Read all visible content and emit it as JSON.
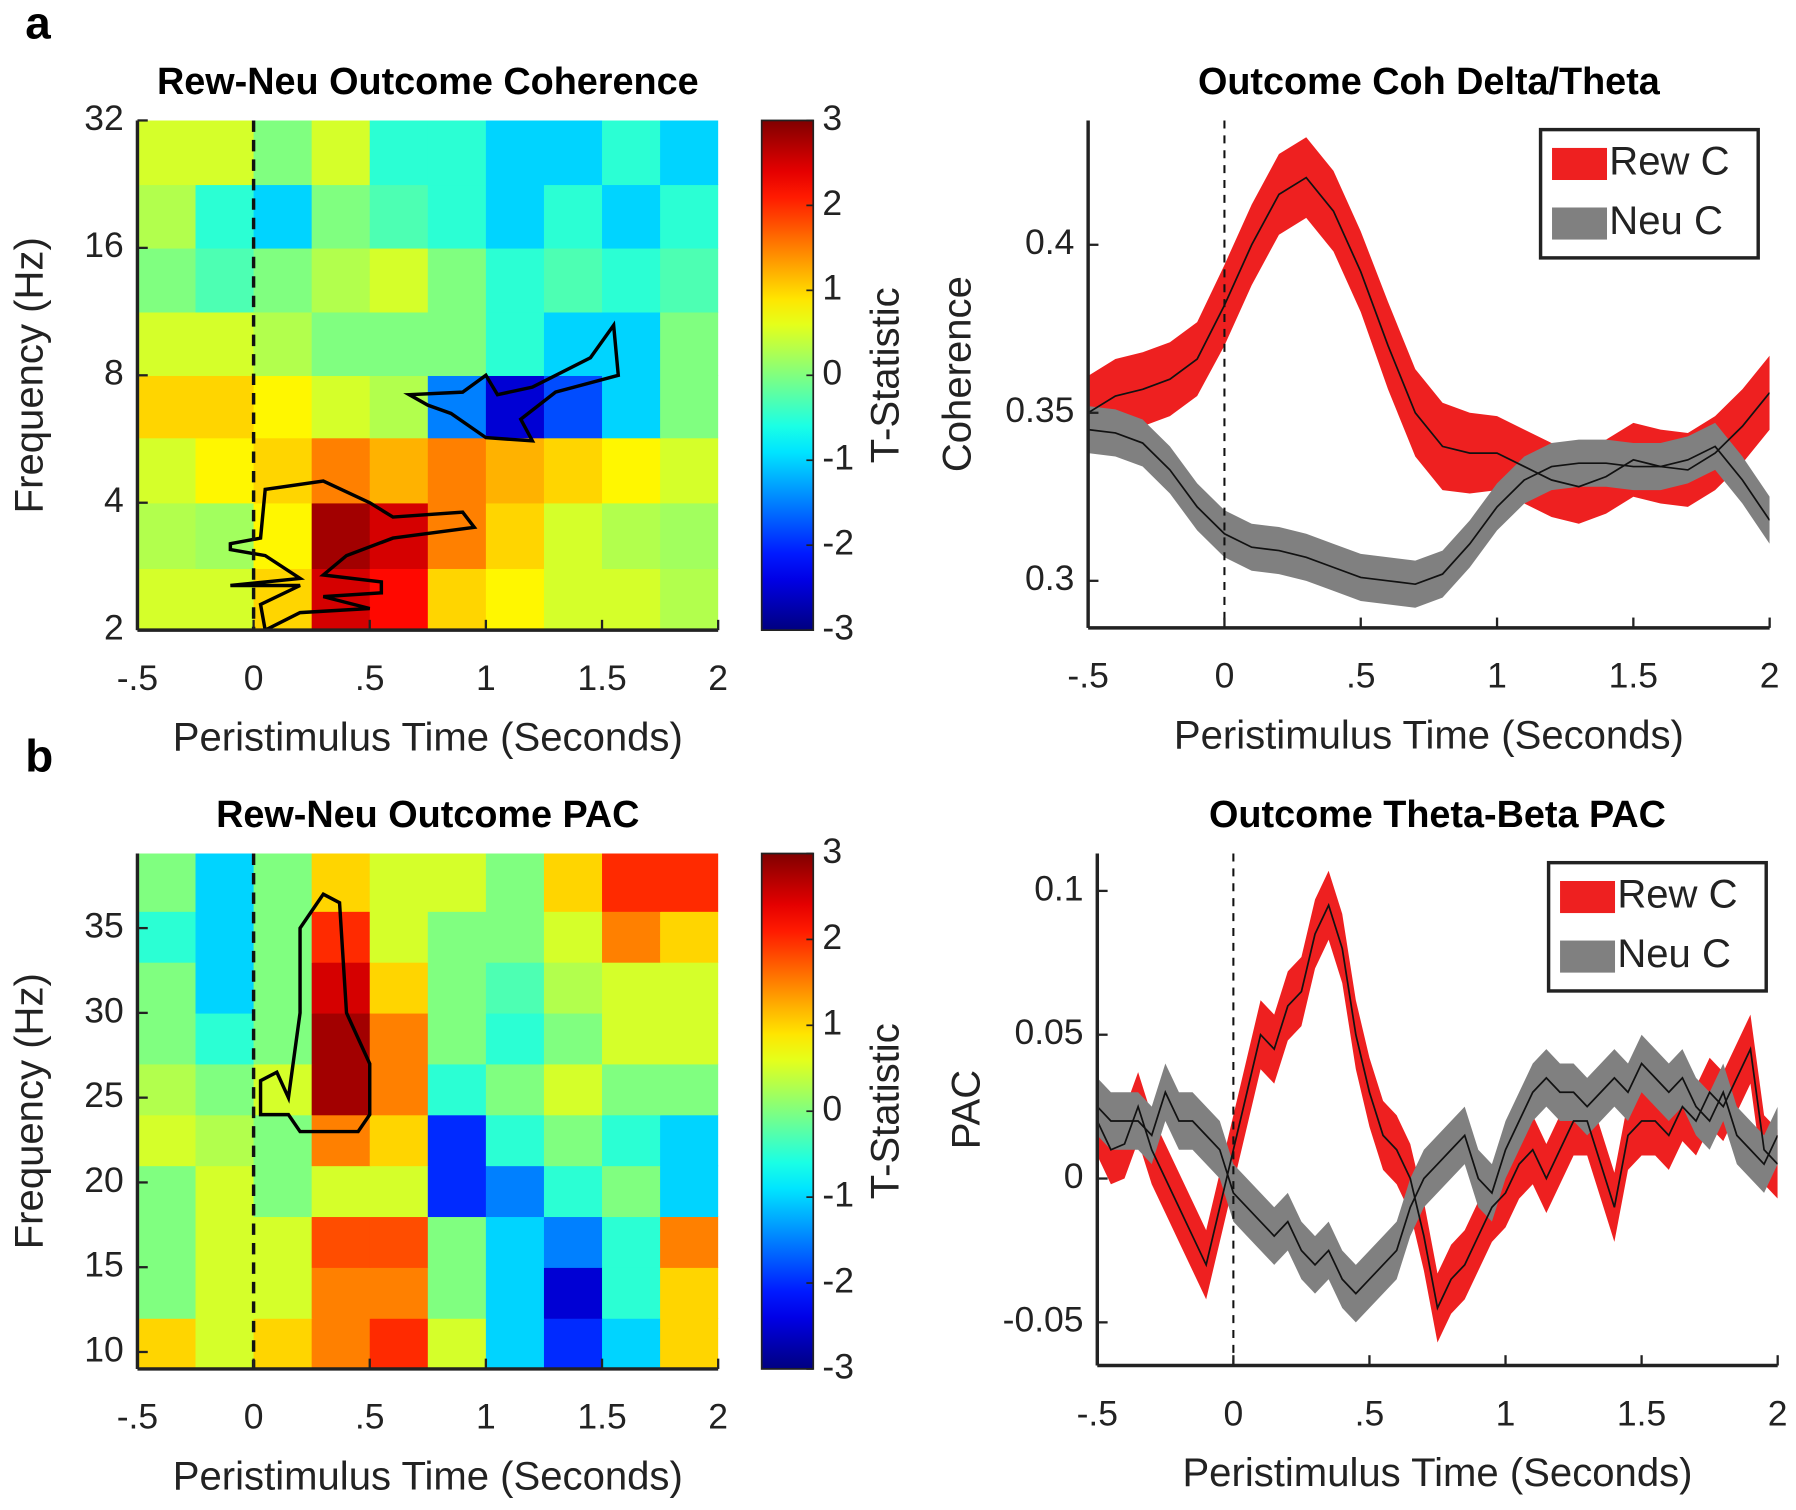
{
  "chart_data": [
    {
      "type": "heatmap",
      "panel": "a",
      "title": "Rew-Neu Outcome Coherence",
      "xlabel": "Peristimulus Time (Seconds)",
      "ylabel": "Frequency (Hz)",
      "colorbar_label": "T-Statistic",
      "yscale": "log",
      "xlim": [
        -0.5,
        2
      ],
      "ylim": [
        2,
        32
      ],
      "xticks": [
        {
          "value": -0.5,
          "label": "-.5"
        },
        0,
        {
          "value": 0.5,
          "label": ".5"
        },
        1,
        1.5,
        2
      ],
      "yticks": [
        2,
        4,
        8,
        16,
        32
      ],
      "vline": 0,
      "clim": [
        -3,
        3
      ],
      "cticks": [
        -3,
        -2,
        -1,
        0,
        1,
        2,
        3
      ],
      "x_edges": [
        -0.5,
        -0.25,
        0,
        0.25,
        0.5,
        0.75,
        1,
        1.25,
        1.5,
        1.75,
        2
      ],
      "y_edges": [
        2,
        2.8,
        4,
        5.7,
        8,
        11.3,
        16,
        22.6,
        32
      ],
      "z": [
        [
          0.5,
          0.5,
          1,
          2.5,
          2.2,
          1,
          0.8,
          0.5,
          0.5,
          0.3
        ],
        [
          0.3,
          0.2,
          0.8,
          2.8,
          2.5,
          1.5,
          1,
          0.5,
          0.3,
          0.2
        ],
        [
          0.5,
          0.8,
          1,
          1.5,
          1.2,
          1.5,
          1.2,
          1,
          0.8,
          0.5
        ],
        [
          1,
          1,
          0.8,
          0.5,
          0.3,
          -1.5,
          -2.5,
          -1.8,
          -1,
          0
        ],
        [
          0.5,
          0.5,
          0.3,
          0,
          0,
          0,
          -0.5,
          -1,
          -1,
          0
        ],
        [
          0,
          -0.3,
          0,
          0.3,
          0.5,
          0,
          -0.5,
          -0.3,
          -0.5,
          -0.3
        ],
        [
          0.3,
          -0.5,
          -1,
          0,
          -0.3,
          -0.5,
          -1,
          -0.5,
          -1,
          -0.5
        ],
        [
          0.5,
          0.5,
          0,
          0.5,
          -0.5,
          -0.5,
          -1,
          -1,
          -0.5,
          -1
        ]
      ],
      "clusters": [
        [
          [
            -0.1,
            3.2
          ],
          [
            0.03,
            3.3
          ],
          [
            0.05,
            4.3
          ],
          [
            0.3,
            4.5
          ],
          [
            0.5,
            4.0
          ],
          [
            0.6,
            3.7
          ],
          [
            0.9,
            3.8
          ],
          [
            0.95,
            3.5
          ],
          [
            0.6,
            3.3
          ],
          [
            0.4,
            3.0
          ],
          [
            0.3,
            2.7
          ],
          [
            0.55,
            2.6
          ],
          [
            0.55,
            2.45
          ],
          [
            0.3,
            2.4
          ],
          [
            0.5,
            2.25
          ],
          [
            0.2,
            2.2
          ],
          [
            0.05,
            2.0
          ],
          [
            0.03,
            2.3
          ],
          [
            0.2,
            2.55
          ],
          [
            -0.1,
            2.55
          ],
          [
            0.2,
            2.65
          ],
          [
            0.05,
            3.0
          ],
          [
            -0.1,
            3.1
          ]
        ],
        [
          [
            0.67,
            7.2
          ],
          [
            0.9,
            7.3
          ],
          [
            1.0,
            8.0
          ],
          [
            1.05,
            7.2
          ],
          [
            1.2,
            7.5
          ],
          [
            1.45,
            8.8
          ],
          [
            1.55,
            10.5
          ],
          [
            1.57,
            8.0
          ],
          [
            1.3,
            7.3
          ],
          [
            1.15,
            6.3
          ],
          [
            1.2,
            5.6
          ],
          [
            1.0,
            5.7
          ],
          [
            0.85,
            6.5
          ],
          [
            0.75,
            6.8
          ]
        ]
      ]
    },
    {
      "type": "line",
      "title": "Outcome Coh Delta/Theta",
      "xlabel": "Peristimulus Time (Seconds)",
      "ylabel": "Coherence",
      "legend": "northeast",
      "xlim": [
        -0.5,
        2
      ],
      "ylim": [
        0.286,
        0.437
      ],
      "xticks": [
        {
          "value": -0.5,
          "label": "-.5"
        },
        0,
        {
          "value": 0.5,
          "label": ".5"
        },
        1,
        1.5,
        2
      ],
      "yticks": [
        0.3,
        0.35,
        0.4
      ],
      "vline": 0,
      "x": [
        -0.5,
        -0.4,
        -0.3,
        -0.2,
        -0.1,
        0,
        0.1,
        0.2,
        0.3,
        0.4,
        0.5,
        0.6,
        0.7,
        0.8,
        0.9,
        1,
        1.1,
        1.2,
        1.3,
        1.4,
        1.5,
        1.6,
        1.7,
        1.8,
        1.9,
        2
      ],
      "series": [
        {
          "name": "Rew C",
          "color": "#ee2020",
          "values": [
            0.35,
            0.355,
            0.357,
            0.36,
            0.366,
            0.382,
            0.4,
            0.415,
            0.42,
            0.41,
            0.392,
            0.37,
            0.35,
            0.34,
            0.338,
            0.338,
            0.334,
            0.33,
            0.328,
            0.331,
            0.336,
            0.334,
            0.333,
            0.338,
            0.346,
            0.356
          ],
          "error": [
            0.011,
            0.011,
            0.011,
            0.011,
            0.011,
            0.012,
            0.012,
            0.012,
            0.012,
            0.012,
            0.012,
            0.013,
            0.013,
            0.013,
            0.012,
            0.011,
            0.011,
            0.011,
            0.011,
            0.011,
            0.011,
            0.011,
            0.011,
            0.011,
            0.011,
            0.011
          ]
        },
        {
          "name": "Neu C",
          "color": "#808080",
          "values": [
            0.345,
            0.344,
            0.341,
            0.333,
            0.322,
            0.314,
            0.31,
            0.309,
            0.307,
            0.304,
            0.301,
            0.3,
            0.299,
            0.302,
            0.311,
            0.322,
            0.33,
            0.334,
            0.335,
            0.335,
            0.334,
            0.334,
            0.336,
            0.34,
            0.33,
            0.318
          ],
          "error": [
            0.007,
            0.007,
            0.007,
            0.007,
            0.007,
            0.007,
            0.007,
            0.007,
            0.007,
            0.007,
            0.007,
            0.007,
            0.007,
            0.007,
            0.007,
            0.007,
            0.007,
            0.007,
            0.007,
            0.007,
            0.007,
            0.007,
            0.007,
            0.007,
            0.007,
            0.007
          ]
        }
      ]
    },
    {
      "type": "heatmap",
      "panel": "b",
      "title": "Rew-Neu Outcome PAC",
      "xlabel": "Peristimulus Time (Seconds)",
      "ylabel": "Frequency (Hz)",
      "colorbar_label": "T-Statistic",
      "xlim": [
        -0.5,
        2
      ],
      "ylim": [
        9,
        39.4
      ],
      "xticks": [
        {
          "value": -0.5,
          "label": "-.5"
        },
        0,
        {
          "value": 0.5,
          "label": ".5"
        },
        1,
        1.5,
        2
      ],
      "yticks": [
        10,
        15,
        20,
        25,
        30,
        35
      ],
      "vline": 0,
      "clim": [
        -3,
        3
      ],
      "cticks": [
        -3,
        -2,
        -1,
        0,
        1,
        2,
        3
      ],
      "x_edges": [
        -0.5,
        -0.25,
        0,
        0.25,
        0.5,
        0.75,
        1,
        1.25,
        1.5,
        1.75,
        2
      ],
      "y_edges": [
        9,
        12,
        15,
        18,
        21,
        24,
        27,
        30,
        33,
        36,
        39.4
      ],
      "z": [
        [
          1,
          0.5,
          1,
          1.5,
          2,
          0.5,
          -1,
          -2,
          -1,
          1
        ],
        [
          0,
          0.5,
          0.5,
          1.5,
          1.5,
          0,
          -1,
          -2.5,
          -0.5,
          1
        ],
        [
          0,
          0.5,
          0.5,
          1.8,
          1.8,
          0,
          -1,
          -1.5,
          -0.5,
          1.5
        ],
        [
          0,
          0.5,
          0,
          0.5,
          0.5,
          -2,
          -1.5,
          -0.5,
          0,
          -1
        ],
        [
          0.5,
          0.3,
          0,
          1.5,
          1,
          -2,
          -0.5,
          0,
          -0.5,
          -1
        ],
        [
          0.3,
          0,
          0.5,
          2.8,
          1.5,
          -0.5,
          0,
          0.5,
          0,
          0
        ],
        [
          0,
          -0.5,
          0,
          2.8,
          1.5,
          0,
          -0.5,
          0,
          0.5,
          0.5
        ],
        [
          0,
          -1,
          0,
          2.5,
          1,
          0,
          -0.3,
          0.3,
          0.5,
          0.5
        ],
        [
          -0.5,
          -1,
          0,
          2,
          0.5,
          0,
          0,
          0.5,
          1.5,
          1
        ],
        [
          0,
          -1,
          0,
          1,
          0.5,
          0.5,
          0,
          1,
          2,
          2
        ]
      ],
      "clusters": [
        [
          [
            0.3,
            37
          ],
          [
            0.37,
            36.5
          ],
          [
            0.4,
            30
          ],
          [
            0.5,
            27
          ],
          [
            0.5,
            24
          ],
          [
            0.45,
            23
          ],
          [
            0.2,
            23
          ],
          [
            0.15,
            24
          ],
          [
            0.03,
            24
          ],
          [
            0.03,
            26
          ],
          [
            0.1,
            26.5
          ],
          [
            0.15,
            25
          ],
          [
            0.2,
            30
          ],
          [
            0.2,
            35
          ],
          [
            0.25,
            36
          ]
        ]
      ]
    },
    {
      "type": "line",
      "title": "Outcome Theta-Beta PAC",
      "xlabel": "Peristimulus Time (Seconds)",
      "ylabel": "PAC",
      "legend": "northeast",
      "xlim": [
        -0.5,
        2
      ],
      "ylim": [
        -0.065,
        0.113
      ],
      "xticks": [
        {
          "value": -0.5,
          "label": "-.5"
        },
        0,
        {
          "value": 0.5,
          "label": ".5"
        },
        1,
        1.5,
        2
      ],
      "yticks": [
        {
          "value": -0.05,
          "label": "-0.05"
        },
        0,
        0.05,
        0.1
      ],
      "vline": 0,
      "x": [
        -0.5,
        -0.45,
        -0.4,
        -0.35,
        -0.3,
        -0.25,
        -0.2,
        -0.15,
        -0.1,
        -0.05,
        0,
        0.05,
        0.1,
        0.15,
        0.2,
        0.25,
        0.3,
        0.35,
        0.4,
        0.45,
        0.5,
        0.55,
        0.6,
        0.65,
        0.7,
        0.75,
        0.8,
        0.85,
        0.9,
        0.95,
        1,
        1.05,
        1.1,
        1.15,
        1.2,
        1.25,
        1.3,
        1.35,
        1.4,
        1.45,
        1.5,
        1.55,
        1.6,
        1.65,
        1.7,
        1.75,
        1.8,
        1.85,
        1.9,
        1.95,
        2
      ],
      "series": [
        {
          "name": "Rew C",
          "color": "#ee2020",
          "values": [
            0.02,
            0.01,
            0.012,
            0.025,
            0.01,
            0,
            -0.01,
            -0.02,
            -0.03,
            -0.01,
            0.01,
            0.03,
            0.05,
            0.045,
            0.06,
            0.065,
            0.085,
            0.095,
            0.08,
            0.05,
            0.03,
            0.015,
            0.01,
            0,
            -0.02,
            -0.045,
            -0.035,
            -0.03,
            -0.02,
            -0.01,
            -0.005,
            0.005,
            0.01,
            0,
            0.01,
            0.02,
            0.02,
            0.005,
            -0.01,
            0.015,
            0.02,
            0.02,
            0.015,
            0.025,
            0.02,
            0.03,
            0.025,
            0.035,
            0.045,
            0.01,
            0.005
          ],
          "error": [
            0.012,
            0.012,
            0.012,
            0.012,
            0.012,
            0.012,
            0.012,
            0.012,
            0.012,
            0.012,
            0.012,
            0.012,
            0.012,
            0.012,
            0.012,
            0.012,
            0.012,
            0.012,
            0.012,
            0.012,
            0.012,
            0.012,
            0.012,
            0.012,
            0.012,
            0.012,
            0.012,
            0.012,
            0.012,
            0.012,
            0.012,
            0.012,
            0.012,
            0.012,
            0.012,
            0.012,
            0.012,
            0.012,
            0.012,
            0.012,
            0.012,
            0.012,
            0.012,
            0.012,
            0.012,
            0.012,
            0.012,
            0.012,
            0.012,
            0.012,
            0.012
          ]
        },
        {
          "name": "Neu C",
          "color": "#808080",
          "values": [
            0.025,
            0.02,
            0.02,
            0.02,
            0.015,
            0.03,
            0.02,
            0.02,
            0.015,
            0.01,
            -0.005,
            -0.01,
            -0.015,
            -0.02,
            -0.015,
            -0.025,
            -0.03,
            -0.025,
            -0.035,
            -0.04,
            -0.035,
            -0.03,
            -0.025,
            -0.01,
            0,
            0.005,
            0.01,
            0.015,
            0,
            -0.005,
            0.01,
            0.02,
            0.03,
            0.035,
            0.03,
            0.03,
            0.025,
            0.03,
            0.035,
            0.03,
            0.04,
            0.035,
            0.03,
            0.035,
            0.025,
            0.02,
            0.03,
            0.015,
            0.01,
            0.005,
            0.015
          ],
          "error": [
            0.01,
            0.01,
            0.01,
            0.01,
            0.01,
            0.01,
            0.01,
            0.01,
            0.01,
            0.01,
            0.01,
            0.01,
            0.01,
            0.01,
            0.01,
            0.01,
            0.01,
            0.01,
            0.01,
            0.01,
            0.01,
            0.01,
            0.01,
            0.01,
            0.01,
            0.01,
            0.01,
            0.01,
            0.01,
            0.01,
            0.01,
            0.01,
            0.01,
            0.01,
            0.01,
            0.01,
            0.01,
            0.01,
            0.01,
            0.01,
            0.01,
            0.01,
            0.01,
            0.01,
            0.01,
            0.01,
            0.01,
            0.01,
            0.01,
            0.01,
            0.01
          ]
        }
      ]
    }
  ]
}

-----

Given problem
Look through the entries above. Extract each line with the word "Outcome".

Response to the task
      "title": "Rew-Neu Outcome Coherence",
      "title": "Outcome Coh Delta/Theta",
      "title": "Rew-Neu Outcome PAC",
      "title": "Outcome Theta-Beta PAC",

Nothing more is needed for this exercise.